Problem to work on ::
Output all of the lines below exactly, and leave out each image.
━━━━
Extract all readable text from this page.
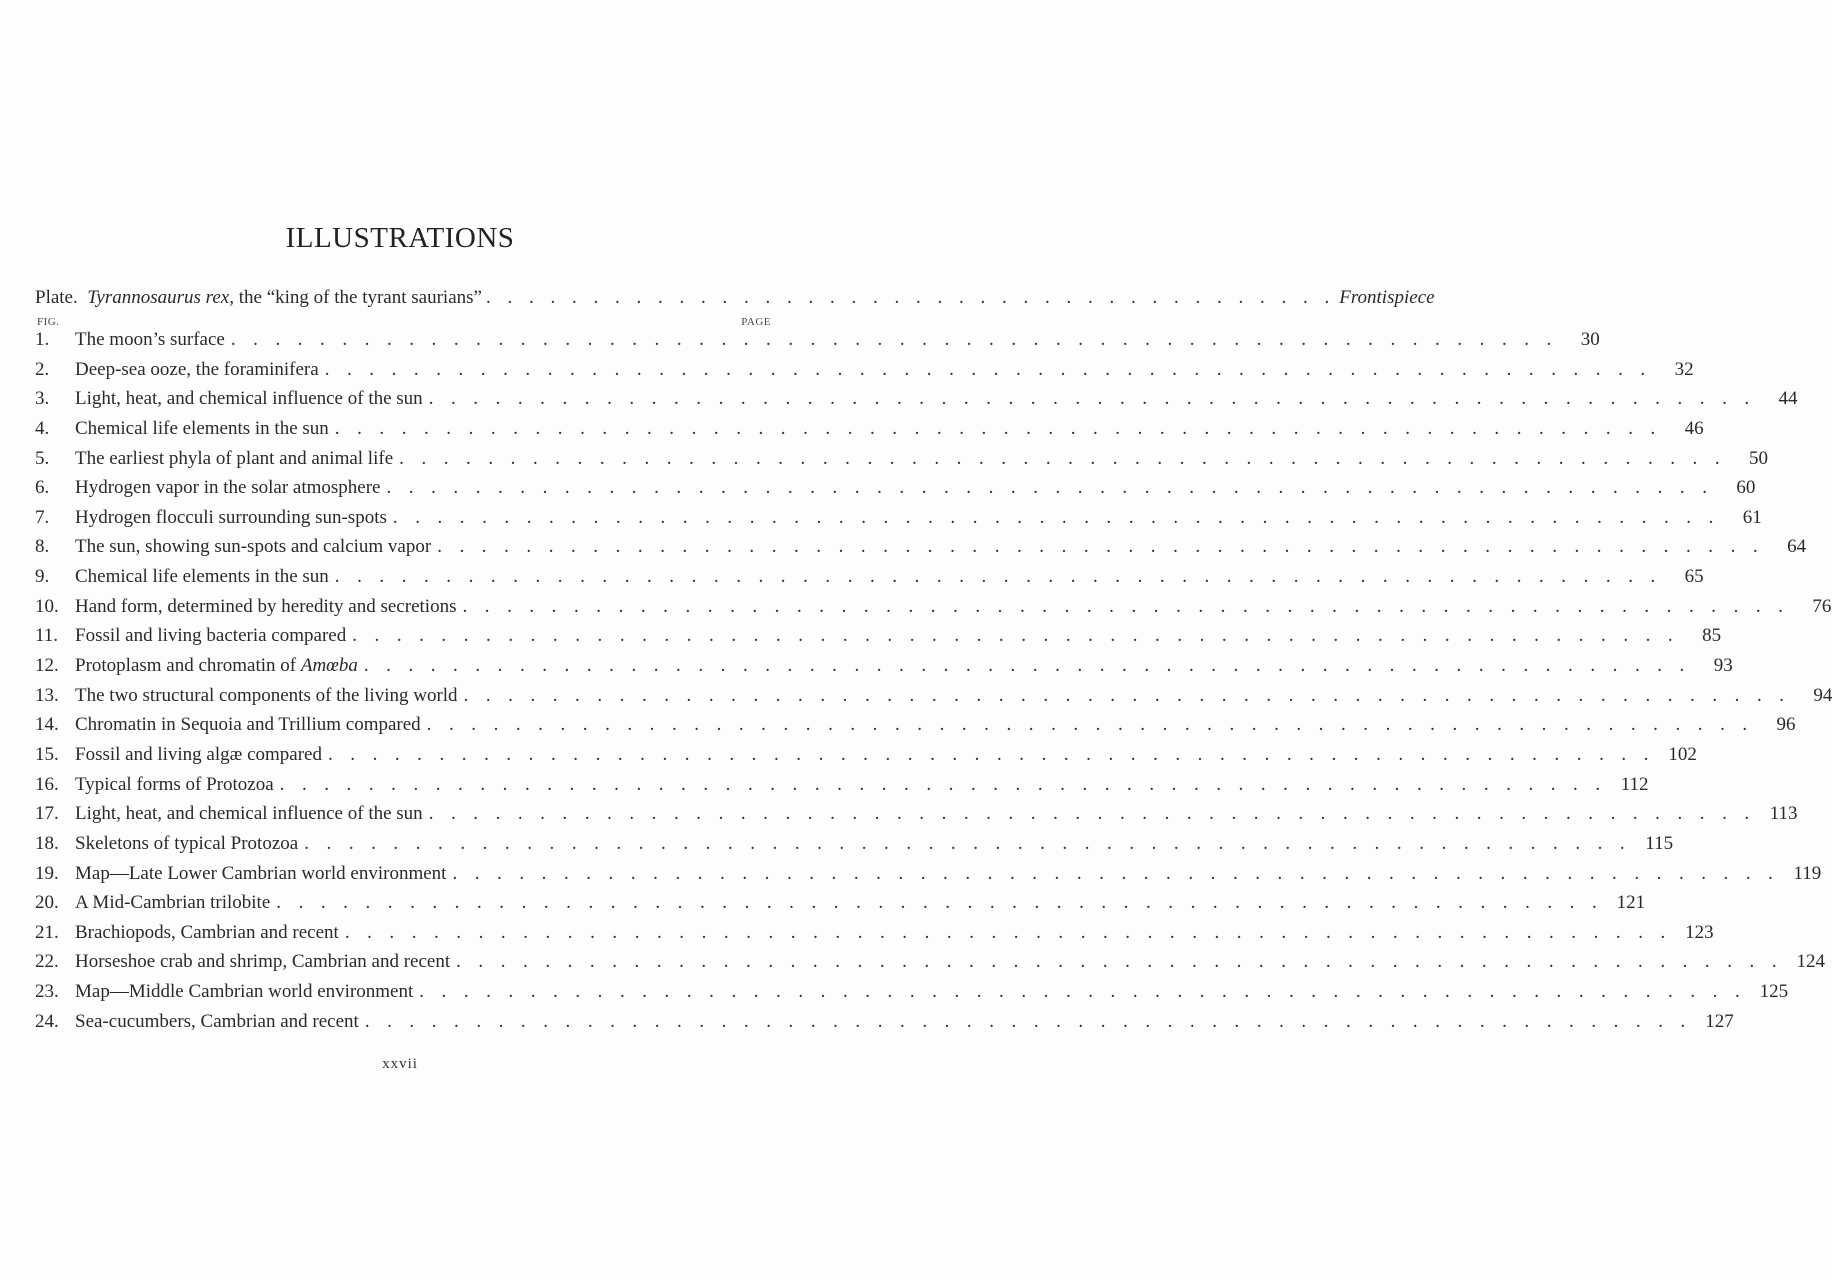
ILLUSTRATIONS
Plate. Tyrannosaurus rex, the “king of the tyrant saurians” . . . . . . . . . . . . . . . . . . . . . . . . . . . . . . . . . . . . . . . . Frontispiece
FIG.	PAGE
1.	The moon’s surface . . . . . . . . . . . . . . . . . . . . . . . . . . . . . . . . . . . . . . . . . . . . . . . . . . . . . . . . . . . .	30
2.	Deep-sea ooze, the foraminifera . . . . . . . . . . . . . . . . . . . . . . . . . . . . . . . . . . . . . . . . . . . . . . . . . . . . . . . . . . . .	32
3.	Light, heat, and chemical influence of the sun . . . . . . . . . . . . . . . . . . . . . . . . . . . . . . . . . . . . . . . . . . . . . . . . . . . . . . . . . . . .	44
4.	Chemical life elements in the sun . . . . . . . . . . . . . . . . . . . . . . . . . . . . . . . . . . . . . . . . . . . . . . . . . . . . . . . . . . . .	46
5.	The earliest phyla of plant and animal life . . . . . . . . . . . . . . . . . . . . . . . . . . . . . . . . . . . . . . . . . . . . . . . . . . . . . . . . . . . .	50
6.	Hydrogen vapor in the solar atmosphere . . . . . . . . . . . . . . . . . . . . . . . . . . . . . . . . . . . . . . . . . . . . . . . . . . . . . . . . . . . .	60
7.	Hydrogen flocculi surrounding sun-spots . . . . . . . . . . . . . . . . . . . . . . . . . . . . . . . . . . . . . . . . . . . . . . . . . . . . . . . . . . . .	61
8.	The sun, showing sun-spots and calcium vapor . . . . . . . . . . . . . . . . . . . . . . . . . . . . . . . . . . . . . . . . . . . . . . . . . . . . . . . . . . . .	64
9.	Chemical life elements in the sun . . . . . . . . . . . . . . . . . . . . . . . . . . . . . . . . . . . . . . . . . . . . . . . . . . . . . . . . . . . .	65
10. Hand form, determined by heredity and secretions . . . . . . . . . . . . . . . . . . . . . . . . . . . . . . . . . . . . . . . . . . . . . . . . . . . . . . . . . . . .	76
11. Fossil and living bacteria compared . . . . . . . . . . . . . . . . . . . . . . . . . . . . . . . . . . . . . . . . . . . . . . . . . . . . . . . . . . . .	85
12. Protoplasm and chromatin of Amœba . . . . . . . . . . . . . . . . . . . . . . . . . . . . . . . . . . . . . . . . . . . . . . . . . . . . . . . . . . . .	93
13. The two structural components of the living world . . . . . . . . . . . . . . . . . . . . . . . . . . . . . . . . . . . . . . . . . . . . . . . . . . . . . . . . . . . .	94
14. Chromatin in Sequoia and Trillium compared . . . . . . . . . . . . . . . . . . . . . . . . . . . . . . . . . . . . . . . . . . . . . . . . . . . . . . . . . . . .	96
15. Fossil and living algæ compared . . . . . . . . . . . . . . . . . . . . . . . . . . . . . . . . . . . . . . . . . . . . . . . . . . . . . . . . . . . . 102
16. Typical forms of Protozoa . . . . . . . . . . . . . . . . . . . . . . . . . . . . . . . . . . . . . . . . . . . . . . . . . . . . . . . . . . . . 112
17. Light, heat, and chemical influence of the sun . . . . . . . . . . . . . . . . . . . . . . . . . . . . . . . . . . . . . . . . . . . . . . . . . . . . . . . . . . . . 113
18. Skeletons of typical Protozoa . . . . . . . . . . . . . . . . . . . . . . . . . . . . . . . . . . . . . . . . . . . . . . . . . . . . . . . . . . . . 115
19. Map—Late Lower Cambrian world environment . . . . . . . . . . . . . . . . . . . . . . . . . . . . . . . . . . . . . . . . . . . . . . . . . . . . . . . . . . . . 119
20. A Mid-Cambrian trilobite . . . . . . . . . . . . . . . . . . . . . . . . . . . . . . . . . . . . . . . . . . . . . . . . . . . . . . . . . . . . 121
21. Brachiopods, Cambrian and recent . . . . . . . . . . . . . . . . . . . . . . . . . . . . . . . . . . . . . . . . . . . . . . . . . . . . . . . . . . . . 123
22. Horseshoe crab and shrimp, Cambrian and recent . . . . . . . . . . . . . . . . . . . . . . . . . . . . . . . . . . . . . . . . . . . . . . . . . . . . . . . . . . . . 124
23. Map—Middle Cambrian world environment . . . . . . . . . . . . . . . . . . . . . . . . . . . . . . . . . . . . . . . . . . . . . . . . . . . . . . . . . . . . 125
24. Sea-cucumbers, Cambrian and recent . . . . . . . . . . . . . . . . . . . . . . . . . . . . . . . . . . . . . . . . . . . . . . . . . . . . . . . . . . . . 127
xxvii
━━━━
Task output ::
Extract all readable text from this page.
ILLUSTRATIONS
Plate. Tyrannosaurus rex, the “king of the tyrant saurians” . . . . . . . . . . . . . . . . . . . . . . . . . . . . . . . . . . . . . . . . Frontispiece
FIG.	PAGE
1.	The moon’s surface . . . . . . . . . . . . . . . . . . . . . . . . . . . . . . . . . . . . . . . . . . . . . . . . . . . . . . . . . . . .	30
2.	Deep-sea ooze, the foraminifera . . . . . . . . . . . . . . . . . . . . . . . . . . . . . . . . . . . . . . . . . . . . . . . . . . . . . . . . . . . .	32
3.	Light, heat, and chemical influence of the sun . . . . . . . . . . . . . . . . . . . . . . . . . . . . . . . . . . . . . . . . . . . . . . . . . . . . . . . . . . . .	44
4.	Chemical life elements in the sun . . . . . . . . . . . . . . . . . . . . . . . . . . . . . . . . . . . . . . . . . . . . . . . . . . . . . . . . . . . .	46
5.	The earliest phyla of plant and animal life . . . . . . . . . . . . . . . . . . . . . . . . . . . . . . . . . . . . . . . . . . . . . . . . . . . . . . . . . . . .	50
6.	Hydrogen vapor in the solar atmosphere . . . . . . . . . . . . . . . . . . . . . . . . . . . . . . . . . . . . . . . . . . . . . . . . . . . . . . . . . . . .	60
7.	Hydrogen flocculi surrounding sun-spots . . . . . . . . . . . . . . . . . . . . . . . . . . . . . . . . . . . . . . . . . . . . . . . . . . . . . . . . . . . .	61
8.	The sun, showing sun-spots and calcium vapor . . . . . . . . . . . . . . . . . . . . . . . . . . . . . . . . . . . . . . . . . . . . . . . . . . . . . . . . . . . .	64
9.	Chemical life elements in the sun . . . . . . . . . . . . . . . . . . . . . . . . . . . . . . . . . . . . . . . . . . . . . . . . . . . . . . . . . . . .	65
10. Hand form, determined by heredity and secretions . . . . . . . . . . . . . . . . . . . . . . . . . . . . . . . . . . . . . . . . . . . . . . . . . . . . . . . . . . . .	76
11. Fossil and living bacteria compared . . . . . . . . . . . . . . . . . . . . . . . . . . . . . . . . . . . . . . . . . . . . . . . . . . . . . . . . . . . .	85
12. Protoplasm and chromatin of Amœba . . . . . . . . . . . . . . . . . . . . . . . . . . . . . . . . . . . . . . . . . . . . . . . . . . . . . . . . . . . .	93
13. The two structural components of the living world . . . . . . . . . . . . . . . . . . . . . . . . . . . . . . . . . . . . . . . . . . . . . . . . . . . . . . . . . . . .	94
14. Chromatin in Sequoia and Trillium compared . . . . . . . . . . . . . . . . . . . . . . . . . . . . . . . . . . . . . . . . . . . . . . . . . . . . . . . . . . . .	96
15. Fossil and living algæ compared . . . . . . . . . . . . . . . . . . . . . . . . . . . . . . . . . . . . . . . . . . . . . . . . . . . . . . . . . . . . 102
16. Typical forms of Protozoa . . . . . . . . . . . . . . . . . . . . . . . . . . . . . . . . . . . . . . . . . . . . . . . . . . . . . . . . . . . . 112
17. Light, heat, and chemical influence of the sun . . . . . . . . . . . . . . . . . . . . . . . . . . . . . . . . . . . . . . . . . . . . . . . . . . . . . . . . . . . . 113
18. Skeletons of typical Protozoa . . . . . . . . . . . . . . . . . . . . . . . . . . . . . . . . . . . . . . . . . . . . . . . . . . . . . . . . . . . . 115
19. Map—Late Lower Cambrian world environment . . . . . . . . . . . . . . . . . . . . . . . . . . . . . . . . . . . . . . . . . . . . . . . . . . . . . . . . . . . . 119
20. A Mid-Cambrian trilobite . . . . . . . . . . . . . . . . . . . . . . . . . . . . . . . . . . . . . . . . . . . . . . . . . . . . . . . . . . . . 121
21. Brachiopods, Cambrian and recent . . . . . . . . . . . . . . . . . . . . . . . . . . . . . . . . . . . . . . . . . . . . . . . . . . . . . . . . . . . . 123
22. Horseshoe crab and shrimp, Cambrian and recent . . . . . . . . . . . . . . . . . . . . . . . . . . . . . . . . . . . . . . . . . . . . . . . . . . . . . . . . . . . . 124
23. Map—Middle Cambrian world environment . . . . . . . . . . . . . . . . . . . . . . . . . . . . . . . . . . . . . . . . . . . . . . . . . . . . . . . . . . . . 125
24. Sea-cucumbers, Cambrian and recent . . . . . . . . . . . . . . . . . . . . . . . . . . . . . . . . . . . . . . . . . . . . . . . . . . . . . . . . . . . . 127
xxvii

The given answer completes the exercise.